» Requirements:
State how many lines of the entries hold the string "xlabel", and output nothing but that count.

--- start ---

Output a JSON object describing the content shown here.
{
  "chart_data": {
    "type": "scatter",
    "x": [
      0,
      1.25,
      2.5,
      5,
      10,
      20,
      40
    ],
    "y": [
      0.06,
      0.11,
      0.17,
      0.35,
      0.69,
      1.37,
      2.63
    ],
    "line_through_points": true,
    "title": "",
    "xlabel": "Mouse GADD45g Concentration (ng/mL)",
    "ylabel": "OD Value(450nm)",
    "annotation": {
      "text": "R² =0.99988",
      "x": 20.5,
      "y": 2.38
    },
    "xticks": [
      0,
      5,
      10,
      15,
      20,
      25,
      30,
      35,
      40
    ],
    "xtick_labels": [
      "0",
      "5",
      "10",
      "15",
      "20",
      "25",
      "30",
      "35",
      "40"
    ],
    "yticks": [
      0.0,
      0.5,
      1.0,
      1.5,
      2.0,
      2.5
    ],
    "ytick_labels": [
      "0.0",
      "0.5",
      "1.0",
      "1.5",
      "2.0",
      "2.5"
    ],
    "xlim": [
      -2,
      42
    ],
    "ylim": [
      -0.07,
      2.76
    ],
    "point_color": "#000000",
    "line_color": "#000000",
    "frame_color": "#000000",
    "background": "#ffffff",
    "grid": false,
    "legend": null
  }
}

--- end ---
--- start ---

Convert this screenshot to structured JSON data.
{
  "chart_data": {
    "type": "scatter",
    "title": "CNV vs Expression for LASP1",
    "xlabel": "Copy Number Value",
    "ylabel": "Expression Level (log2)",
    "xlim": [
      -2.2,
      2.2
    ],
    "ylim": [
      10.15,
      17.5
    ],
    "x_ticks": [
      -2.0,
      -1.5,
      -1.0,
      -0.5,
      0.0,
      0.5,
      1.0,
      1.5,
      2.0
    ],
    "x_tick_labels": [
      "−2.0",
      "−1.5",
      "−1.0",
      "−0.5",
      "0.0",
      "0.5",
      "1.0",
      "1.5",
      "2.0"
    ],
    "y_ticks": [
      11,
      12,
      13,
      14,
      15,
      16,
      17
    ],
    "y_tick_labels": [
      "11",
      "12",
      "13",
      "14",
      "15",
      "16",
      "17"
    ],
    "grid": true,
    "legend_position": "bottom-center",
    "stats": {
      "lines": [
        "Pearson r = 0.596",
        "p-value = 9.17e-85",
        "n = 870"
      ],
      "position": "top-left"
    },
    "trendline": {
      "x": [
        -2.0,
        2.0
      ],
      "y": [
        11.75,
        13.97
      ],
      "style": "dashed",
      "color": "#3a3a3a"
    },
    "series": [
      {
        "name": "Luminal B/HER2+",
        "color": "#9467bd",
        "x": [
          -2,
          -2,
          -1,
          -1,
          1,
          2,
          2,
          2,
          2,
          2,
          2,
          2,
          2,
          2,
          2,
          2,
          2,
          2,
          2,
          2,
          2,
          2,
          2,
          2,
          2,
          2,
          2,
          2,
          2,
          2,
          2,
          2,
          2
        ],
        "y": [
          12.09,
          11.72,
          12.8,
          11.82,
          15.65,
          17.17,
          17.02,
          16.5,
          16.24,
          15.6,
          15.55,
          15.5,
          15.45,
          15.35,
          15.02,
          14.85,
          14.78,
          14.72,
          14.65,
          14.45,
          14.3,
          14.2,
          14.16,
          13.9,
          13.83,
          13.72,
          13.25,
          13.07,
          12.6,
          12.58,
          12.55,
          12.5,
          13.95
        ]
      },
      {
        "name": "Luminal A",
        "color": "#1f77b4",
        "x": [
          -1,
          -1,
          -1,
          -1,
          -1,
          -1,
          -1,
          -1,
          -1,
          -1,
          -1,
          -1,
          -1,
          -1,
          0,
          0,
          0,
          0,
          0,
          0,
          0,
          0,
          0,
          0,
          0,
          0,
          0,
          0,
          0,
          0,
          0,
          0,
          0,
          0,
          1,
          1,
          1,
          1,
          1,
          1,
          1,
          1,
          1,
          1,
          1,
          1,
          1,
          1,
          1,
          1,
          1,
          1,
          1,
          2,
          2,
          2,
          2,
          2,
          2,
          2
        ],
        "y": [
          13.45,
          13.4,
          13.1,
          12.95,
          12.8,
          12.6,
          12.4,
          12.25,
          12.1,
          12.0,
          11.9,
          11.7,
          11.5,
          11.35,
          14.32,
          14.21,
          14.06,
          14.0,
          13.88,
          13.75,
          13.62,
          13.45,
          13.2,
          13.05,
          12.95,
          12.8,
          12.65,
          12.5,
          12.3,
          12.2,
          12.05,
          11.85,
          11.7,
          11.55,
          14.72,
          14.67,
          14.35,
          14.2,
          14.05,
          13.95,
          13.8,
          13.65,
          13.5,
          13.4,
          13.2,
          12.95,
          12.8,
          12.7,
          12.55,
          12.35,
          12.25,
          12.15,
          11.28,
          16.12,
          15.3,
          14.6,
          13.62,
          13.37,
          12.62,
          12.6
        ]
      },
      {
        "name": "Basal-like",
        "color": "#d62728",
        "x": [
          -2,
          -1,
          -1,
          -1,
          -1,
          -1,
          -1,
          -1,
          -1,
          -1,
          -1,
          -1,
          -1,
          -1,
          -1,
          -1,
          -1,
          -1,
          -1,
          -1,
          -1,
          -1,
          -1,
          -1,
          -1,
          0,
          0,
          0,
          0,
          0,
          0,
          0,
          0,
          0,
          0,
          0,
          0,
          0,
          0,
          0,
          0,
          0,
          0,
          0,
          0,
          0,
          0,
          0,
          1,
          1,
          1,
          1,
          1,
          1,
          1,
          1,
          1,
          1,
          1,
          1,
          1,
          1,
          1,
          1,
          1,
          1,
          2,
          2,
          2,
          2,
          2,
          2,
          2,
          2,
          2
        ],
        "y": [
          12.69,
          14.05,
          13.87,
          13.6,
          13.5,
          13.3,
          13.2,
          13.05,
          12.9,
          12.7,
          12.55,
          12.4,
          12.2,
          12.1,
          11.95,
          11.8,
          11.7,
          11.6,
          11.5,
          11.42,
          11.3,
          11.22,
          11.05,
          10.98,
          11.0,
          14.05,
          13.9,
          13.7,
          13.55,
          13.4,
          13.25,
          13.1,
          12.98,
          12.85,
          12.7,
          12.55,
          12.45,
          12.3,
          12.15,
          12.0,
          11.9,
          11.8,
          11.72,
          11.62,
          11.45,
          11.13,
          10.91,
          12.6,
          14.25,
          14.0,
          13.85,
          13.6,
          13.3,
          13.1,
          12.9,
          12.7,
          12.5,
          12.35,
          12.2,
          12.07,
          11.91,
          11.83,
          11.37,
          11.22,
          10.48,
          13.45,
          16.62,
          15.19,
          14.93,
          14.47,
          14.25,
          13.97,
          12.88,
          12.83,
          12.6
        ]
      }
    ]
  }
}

--- end ---

» Output for this task:
2